───── DATASET RECORDS
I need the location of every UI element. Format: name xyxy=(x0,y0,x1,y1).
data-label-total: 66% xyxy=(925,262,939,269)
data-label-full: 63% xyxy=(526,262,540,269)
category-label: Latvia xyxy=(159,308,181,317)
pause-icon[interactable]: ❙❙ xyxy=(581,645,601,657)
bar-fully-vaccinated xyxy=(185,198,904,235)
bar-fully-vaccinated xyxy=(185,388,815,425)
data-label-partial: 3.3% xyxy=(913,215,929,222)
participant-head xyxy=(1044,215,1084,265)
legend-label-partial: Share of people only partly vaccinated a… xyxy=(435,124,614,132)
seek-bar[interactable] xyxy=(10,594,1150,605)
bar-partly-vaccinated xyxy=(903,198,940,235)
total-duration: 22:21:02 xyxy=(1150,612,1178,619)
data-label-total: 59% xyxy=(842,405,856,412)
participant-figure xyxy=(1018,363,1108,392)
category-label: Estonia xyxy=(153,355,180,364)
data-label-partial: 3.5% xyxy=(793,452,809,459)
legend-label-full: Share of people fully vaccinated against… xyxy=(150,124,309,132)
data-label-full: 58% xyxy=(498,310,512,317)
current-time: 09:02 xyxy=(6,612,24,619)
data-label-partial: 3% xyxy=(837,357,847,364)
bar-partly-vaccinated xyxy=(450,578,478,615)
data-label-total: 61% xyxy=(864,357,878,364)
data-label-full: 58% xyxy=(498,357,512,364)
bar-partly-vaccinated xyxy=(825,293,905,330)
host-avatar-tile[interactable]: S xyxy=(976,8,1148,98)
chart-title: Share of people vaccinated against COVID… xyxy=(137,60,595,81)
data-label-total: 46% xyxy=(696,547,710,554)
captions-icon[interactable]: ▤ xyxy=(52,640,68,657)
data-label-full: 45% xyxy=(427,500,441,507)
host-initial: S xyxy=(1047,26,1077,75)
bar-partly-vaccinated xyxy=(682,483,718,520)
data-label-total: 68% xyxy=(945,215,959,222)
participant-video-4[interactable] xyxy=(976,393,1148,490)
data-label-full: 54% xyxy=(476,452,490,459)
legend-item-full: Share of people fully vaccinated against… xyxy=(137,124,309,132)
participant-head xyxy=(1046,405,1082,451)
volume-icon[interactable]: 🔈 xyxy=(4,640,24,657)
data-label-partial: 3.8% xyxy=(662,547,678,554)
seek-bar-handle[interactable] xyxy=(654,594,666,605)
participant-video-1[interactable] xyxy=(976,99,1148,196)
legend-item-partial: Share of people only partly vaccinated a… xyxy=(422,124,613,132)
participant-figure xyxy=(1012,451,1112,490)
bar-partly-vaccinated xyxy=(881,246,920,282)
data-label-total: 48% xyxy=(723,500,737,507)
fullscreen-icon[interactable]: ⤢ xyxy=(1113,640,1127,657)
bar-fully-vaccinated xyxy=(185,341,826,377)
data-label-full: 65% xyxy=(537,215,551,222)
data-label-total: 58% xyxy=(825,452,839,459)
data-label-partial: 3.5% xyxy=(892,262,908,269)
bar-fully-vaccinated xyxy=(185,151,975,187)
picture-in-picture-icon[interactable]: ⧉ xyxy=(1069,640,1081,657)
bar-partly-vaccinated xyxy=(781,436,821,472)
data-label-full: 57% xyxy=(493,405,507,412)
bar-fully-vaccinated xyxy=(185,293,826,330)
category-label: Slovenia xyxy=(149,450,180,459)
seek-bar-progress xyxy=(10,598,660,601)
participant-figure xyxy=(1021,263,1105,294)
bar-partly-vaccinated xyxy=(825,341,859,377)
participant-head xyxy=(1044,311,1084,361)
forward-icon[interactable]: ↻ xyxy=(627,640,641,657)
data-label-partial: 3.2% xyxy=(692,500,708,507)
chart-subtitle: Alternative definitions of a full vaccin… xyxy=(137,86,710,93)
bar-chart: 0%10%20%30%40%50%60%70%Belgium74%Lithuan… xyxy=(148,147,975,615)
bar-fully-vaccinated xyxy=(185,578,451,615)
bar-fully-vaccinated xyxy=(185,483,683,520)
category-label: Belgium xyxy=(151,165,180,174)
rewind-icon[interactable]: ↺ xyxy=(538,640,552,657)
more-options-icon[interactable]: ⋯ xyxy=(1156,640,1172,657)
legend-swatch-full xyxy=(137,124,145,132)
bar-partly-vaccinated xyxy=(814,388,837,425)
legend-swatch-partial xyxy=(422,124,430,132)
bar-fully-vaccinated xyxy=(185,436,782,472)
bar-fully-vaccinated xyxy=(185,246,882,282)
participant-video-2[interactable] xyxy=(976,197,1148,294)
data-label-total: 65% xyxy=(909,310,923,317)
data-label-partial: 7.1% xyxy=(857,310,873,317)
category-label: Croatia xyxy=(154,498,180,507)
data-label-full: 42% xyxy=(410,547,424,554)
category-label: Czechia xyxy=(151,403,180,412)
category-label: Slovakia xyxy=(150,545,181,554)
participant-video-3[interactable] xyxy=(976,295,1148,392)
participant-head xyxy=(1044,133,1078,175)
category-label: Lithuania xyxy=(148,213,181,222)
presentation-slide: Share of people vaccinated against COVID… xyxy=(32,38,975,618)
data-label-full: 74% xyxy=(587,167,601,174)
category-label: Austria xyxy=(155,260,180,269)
──────────
**TASK TO CARRY OUT**
Reproduce every one of the records above line for line, with no changes.

**TASK OUTPUT**
I need the location of every UI element. Format: name xyxy=(x0,y0,x1,y1).
data-label-total: 66% xyxy=(925,262,939,269)
data-label-full: 63% xyxy=(526,262,540,269)
category-label: Latvia xyxy=(159,308,181,317)
pause-icon[interactable]: ❙❙ xyxy=(581,645,601,657)
bar-fully-vaccinated xyxy=(185,198,904,235)
bar-fully-vaccinated xyxy=(185,388,815,425)
data-label-partial: 3.3% xyxy=(913,215,929,222)
participant-head xyxy=(1044,215,1084,265)
legend-label-partial: Share of people only partly vaccinated a… xyxy=(435,124,614,132)
seek-bar[interactable] xyxy=(10,594,1150,605)
bar-partly-vaccinated xyxy=(903,198,940,235)
total-duration: 22:21:02 xyxy=(1150,612,1178,619)
data-label-total: 59% xyxy=(842,405,856,412)
participant-figure xyxy=(1018,363,1108,392)
category-label: Estonia xyxy=(153,355,180,364)
data-label-partial: 3.5% xyxy=(793,452,809,459)
legend-label-full: Share of people fully vaccinated against… xyxy=(150,124,309,132)
data-label-full: 58% xyxy=(498,310,512,317)
current-time: 09:02 xyxy=(6,612,24,619)
data-label-partial: 3% xyxy=(837,357,847,364)
bar-partly-vaccinated xyxy=(450,578,478,615)
data-label-total: 61% xyxy=(864,357,878,364)
data-label-full: 58% xyxy=(498,357,512,364)
bar-partly-vaccinated xyxy=(825,293,905,330)
host-avatar-tile[interactable]: S xyxy=(976,8,1148,98)
chart-title: Share of people vaccinated against COVID… xyxy=(137,60,595,81)
data-label-total: 46% xyxy=(696,547,710,554)
captions-icon[interactable]: ▤ xyxy=(52,640,68,657)
data-label-full: 45% xyxy=(427,500,441,507)
host-initial: S xyxy=(1047,26,1077,75)
bar-partly-vaccinated xyxy=(682,483,718,520)
data-label-total: 68% xyxy=(945,215,959,222)
participant-video-4[interactable] xyxy=(976,393,1148,490)
data-label-full: 54% xyxy=(476,452,490,459)
legend-item-full: Share of people fully vaccinated against… xyxy=(137,124,309,132)
participant-head xyxy=(1046,405,1082,451)
volume-icon[interactable]: 🔈 xyxy=(4,640,24,657)
data-label-partial: 3.8% xyxy=(662,547,678,554)
seek-bar-handle[interactable] xyxy=(654,594,666,605)
participant-video-1[interactable] xyxy=(976,99,1148,196)
legend-item-partial: Share of people only partly vaccinated a… xyxy=(422,124,613,132)
participant-figure xyxy=(1012,451,1112,490)
bar-partly-vaccinated xyxy=(881,246,920,282)
data-label-total: 48% xyxy=(723,500,737,507)
fullscreen-icon[interactable]: ⤢ xyxy=(1113,640,1127,657)
bar-fully-vaccinated xyxy=(185,341,826,377)
data-label-full: 65% xyxy=(537,215,551,222)
data-label-total: 58% xyxy=(825,452,839,459)
data-label-partial: 3.5% xyxy=(892,262,908,269)
bar-fully-vaccinated xyxy=(185,151,975,187)
picture-in-picture-icon[interactable]: ⧉ xyxy=(1069,640,1081,657)
bar-partly-vaccinated xyxy=(781,436,821,472)
data-label-full: 57% xyxy=(493,405,507,412)
bar-fully-vaccinated xyxy=(185,293,826,330)
category-label: Slovenia xyxy=(149,450,180,459)
seek-bar-progress xyxy=(10,598,660,601)
participant-figure xyxy=(1021,263,1105,294)
bar-partly-vaccinated xyxy=(825,341,859,377)
participant-head xyxy=(1044,311,1084,361)
forward-icon[interactable]: ↻ xyxy=(627,640,641,657)
data-label-partial: 3.2% xyxy=(692,500,708,507)
chart-subtitle: Alternative definitions of a full vaccin… xyxy=(137,86,710,93)
bar-chart: 0%10%20%30%40%50%60%70%Belgium74%Lithuan… xyxy=(148,147,975,615)
bar-fully-vaccinated xyxy=(185,578,451,615)
bar-fully-vaccinated xyxy=(185,483,683,520)
category-label: Belgium xyxy=(151,165,180,174)
rewind-icon[interactable]: ↺ xyxy=(538,640,552,657)
more-options-icon[interactable]: ⋯ xyxy=(1156,640,1172,657)
legend-swatch-full xyxy=(137,124,145,132)
bar-partly-vaccinated xyxy=(814,388,837,425)
legend-swatch-partial xyxy=(422,124,430,132)
bar-fully-vaccinated xyxy=(185,436,782,472)
bar-fully-vaccinated xyxy=(185,246,882,282)
participant-video-2[interactable] xyxy=(976,197,1148,294)
data-label-total: 65% xyxy=(909,310,923,317)
data-label-partial: 7.1% xyxy=(857,310,873,317)
category-label: Croatia xyxy=(154,498,180,507)
data-label-full: 42% xyxy=(410,547,424,554)
category-label: Czechia xyxy=(151,403,180,412)
category-label: Slovakia xyxy=(150,545,181,554)
participant-video-3[interactable] xyxy=(976,295,1148,392)
participant-head xyxy=(1044,133,1078,175)
category-label: Lithuania xyxy=(148,213,181,222)
presentation-slide: Share of people vaccinated against COVID… xyxy=(32,38,975,618)
data-label-full: 74% xyxy=(587,167,601,174)
category-label: Austria xyxy=(155,260,180,269)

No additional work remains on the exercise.